§ The problem: Are you able to retype all the records below exactly?

[Stored data entries]

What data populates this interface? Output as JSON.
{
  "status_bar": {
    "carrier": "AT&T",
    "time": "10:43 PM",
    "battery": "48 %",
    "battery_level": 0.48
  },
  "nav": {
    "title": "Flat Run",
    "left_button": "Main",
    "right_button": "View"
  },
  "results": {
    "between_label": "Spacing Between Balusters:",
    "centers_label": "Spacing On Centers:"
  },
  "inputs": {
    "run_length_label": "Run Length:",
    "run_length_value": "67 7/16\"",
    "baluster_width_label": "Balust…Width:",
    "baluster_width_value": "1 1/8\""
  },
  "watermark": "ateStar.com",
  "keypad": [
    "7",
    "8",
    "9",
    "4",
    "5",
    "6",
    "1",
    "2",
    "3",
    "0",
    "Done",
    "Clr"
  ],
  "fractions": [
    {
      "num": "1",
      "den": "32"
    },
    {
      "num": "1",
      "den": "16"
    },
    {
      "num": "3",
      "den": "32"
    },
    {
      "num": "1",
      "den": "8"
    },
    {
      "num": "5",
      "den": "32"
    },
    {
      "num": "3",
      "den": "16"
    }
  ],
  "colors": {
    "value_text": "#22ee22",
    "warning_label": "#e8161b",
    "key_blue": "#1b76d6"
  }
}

§ Finished answer:
What data populates this interface? Output as JSON.
{
  "status_bar": {
    "carrier": "AT&T",
    "time": "10:43 PM",
    "battery": "48 %",
    "battery_level": 0.48
  },
  "nav": {
    "title": "Flat Run",
    "left_button": "Main",
    "right_button": "View"
  },
  "results": {
    "between_label": "Spacing Between Balusters:",
    "centers_label": "Spacing On Centers:"
  },
  "inputs": {
    "run_length_label": "Run Length:",
    "run_length_value": "67 7/16\"",
    "baluster_width_label": "Balust…Width:",
    "baluster_width_value": "1 1/8\""
  },
  "watermark": "ateStar.com",
  "keypad": [
    "7",
    "8",
    "9",
    "4",
    "5",
    "6",
    "1",
    "2",
    "3",
    "0",
    "Done",
    "Clr"
  ],
  "fractions": [
    {
      "num": "1",
      "den": "32"
    },
    {
      "num": "1",
      "den": "16"
    },
    {
      "num": "3",
      "den": "32"
    },
    {
      "num": "1",
      "den": "8"
    },
    {
      "num": "5",
      "den": "32"
    },
    {
      "num": "3",
      "den": "16"
    }
  ],
  "colors": {
    "value_text": "#22ee22",
    "warning_label": "#e8161b",
    "key_blue": "#1b76d6"
  }
}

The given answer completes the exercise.